BEGIN Excerpted records

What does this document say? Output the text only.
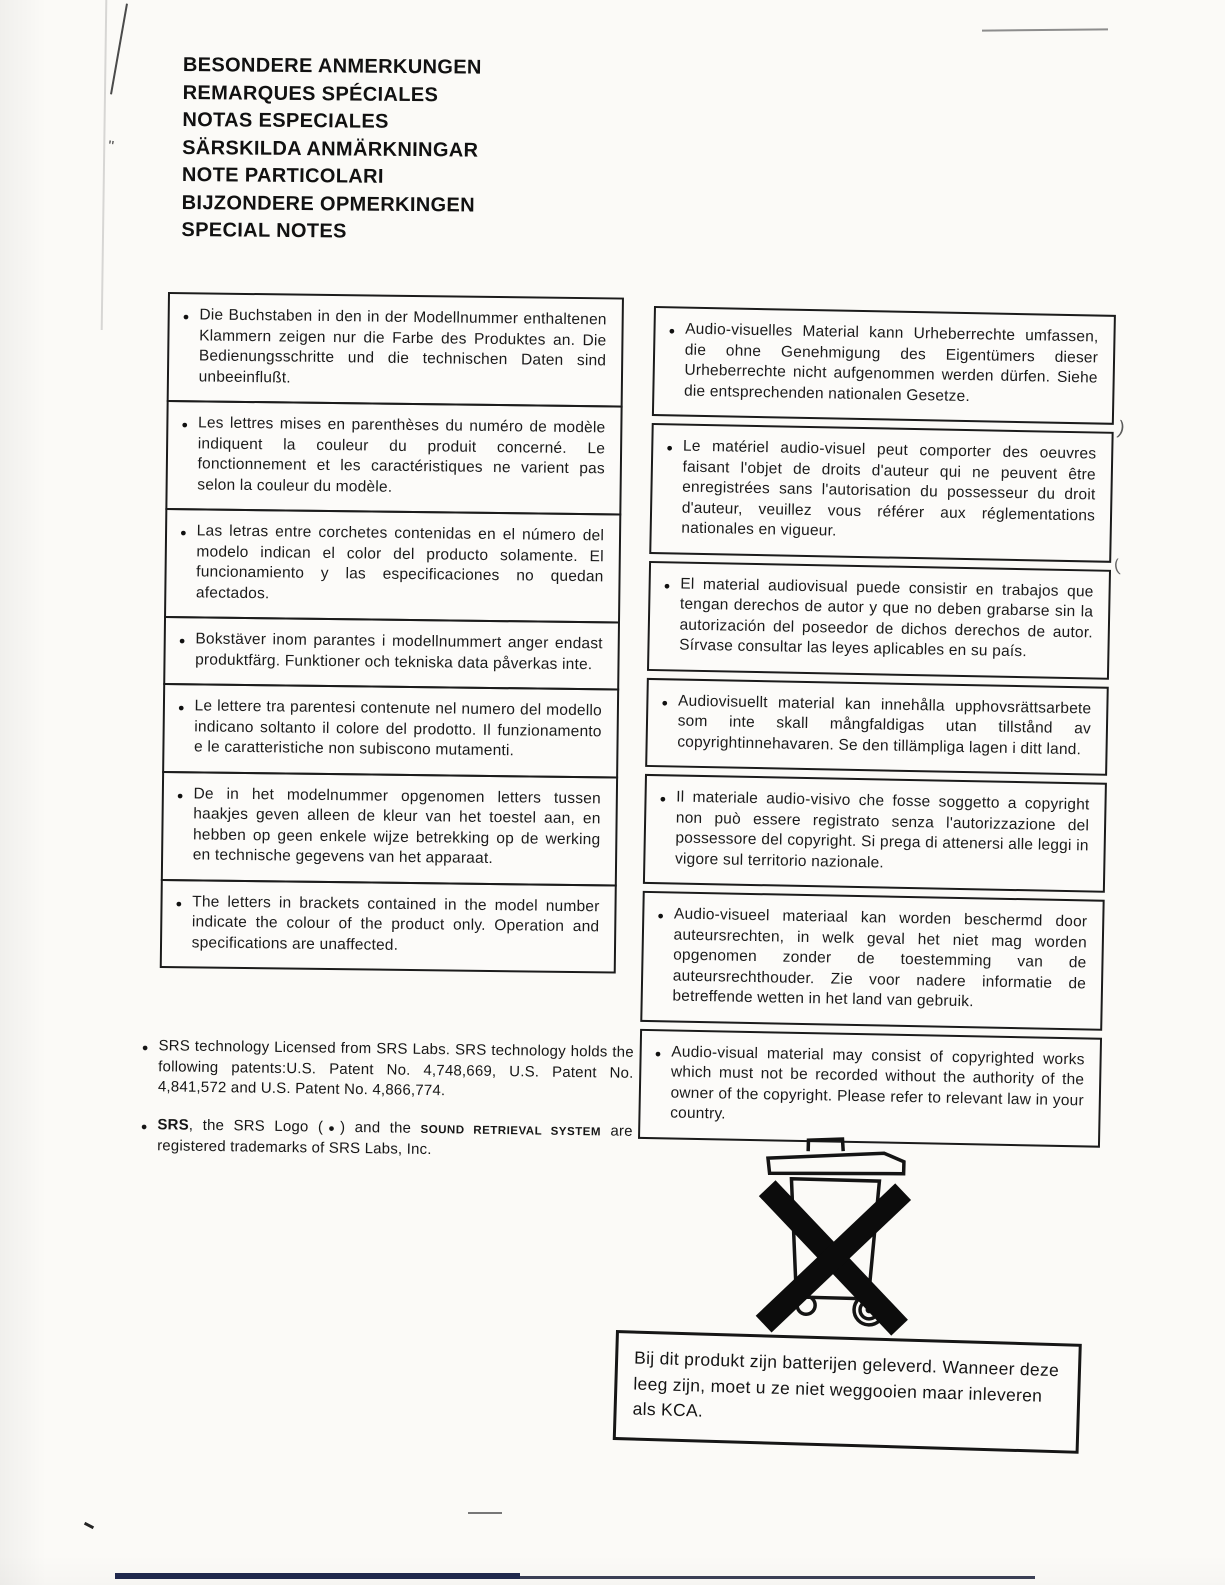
''
)
(
BESONDERE ANMERKUNGEN
REMARQUES SPÉCIALES
NOTAS ESPECIALES
SÄRSKILDA ANMÄRKNINGAR
NOTE PARTICOLARI
BIJZONDERE OPMERKINGEN
SPECIAL NOTES
● Die Buchstaben in den in der Modellnummer enthaltenen Klammern zeigen nur die Farbe des Produktes an. Die Bedienungsschritte und die technischen Daten sind unbeeinflußt.

● Les lettres mises en parenthèses du numéro de modèle indiquent la couleur du produit concerné. Le fonctionnement et les caractéristiques ne varient pas selon la couleur du modèle.

● Las letras entre corchetes contenidas en el número del modelo indican el color del producto solamente. El funcionamiento y las especificaciones no quedan afectados.

● Bokstäver inom parantes i modellnummert anger endast produktfärg. Funktioner och tekniska data påverkas inte.

● Le lettere tra parentesi contenute nel numero del modello indicano soltanto il colore del prodotto. Il funzionamento e le caratteristiche non subiscono mutamenti.

● De in het modelnummer opgenomen letters tussen haakjes geven alleen de kleur van het toestel aan, en hebben op geen enkele wijze betrekking op de werking en technische gegevens van het apparaat.

● The letters in brackets contained in the model number indicate the colour of the product only. Operation and specifications are unaffected.

● Audio-visuelles Material kann Urheberrechte umfassen, die ohne Genehmigung des Eigentümers dieser Urheberrechte nicht aufgenommen werden dürfen. Siehe die entsprechenden nationalen Gesetze.

● Le matériel audio-visuel peut comporter des oeuvres faisant l'objet de droits d'auteur qui ne peuvent être enregistrées sans l'autorisation du possesseur du droit d'auteur, veuillez vous référer aux réglementations nationales en vigueur.

● El material audiovisual puede consistir en trabajos que tengan derechos de autor y que no deben grabarse sin la autorización del poseedor de dichos derechos de autor. Sírvase consultar las leyes aplicables en su país.

● Audiovisuellt material kan innehålla upphovsrättsarbete som inte skall mångfaldigas utan tillstånd av copyrightinnehavaren. Se den tillämpliga lagen i ditt land.

● Il materiale audio-visivo che fosse soggetto a copyright non può essere registrato senza l'autorizzazione del possessore del copyright. Si prega di attenersi alle leggi in vigore sul territorio nazionale.

● Audio-visueel materiaal kan worden beschermd door auteursrechten, in welk geval het niet mag worden opgenomen zonder de toestemming van de auteursrechthouder. Zie voor nadere informatie de betreffende wetten in het land van gebruik.

● Audio-visual material may consist of copyrighted works which must not be recorded without the authority of the owner of the copyright. Please refer to relevant law in your country.

● SRS technology Licensed from SRS Labs. SRS technology holds the following patents:U.S. Patent No. 4,748,669, U.S. Patent No. 4,841,572 and U.S. Patent No. 4,866,774.

● SRS, the SRS Logo (●) and the SOUND RETRIEVAL SYSTEM are registered trademarks of SRS Labs, Inc.

Bij dit produkt zijn batterijen geleverd. Wanneer deze leeg zijn, moet u ze niet weggooien maar inleveren als KCA.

END Excerpted records

What the task asks
Show all lines from the listing above in which "land" appears.

Answer section
● Audiovisuellt material kan innehålla upphovsrättsarbete som inte skall mångfaldigas utan tillstånd av copyrightinnehavaren. Se den tillämpliga lagen i ditt land.
● Audio-visueel materiaal kan worden beschermd door auteursrechten, in welk geval het niet mag worden opgenomen zonder de toestemming van de auteursrechthouder. Zie voor nadere informatie de betreffende wetten in het land van gebruik.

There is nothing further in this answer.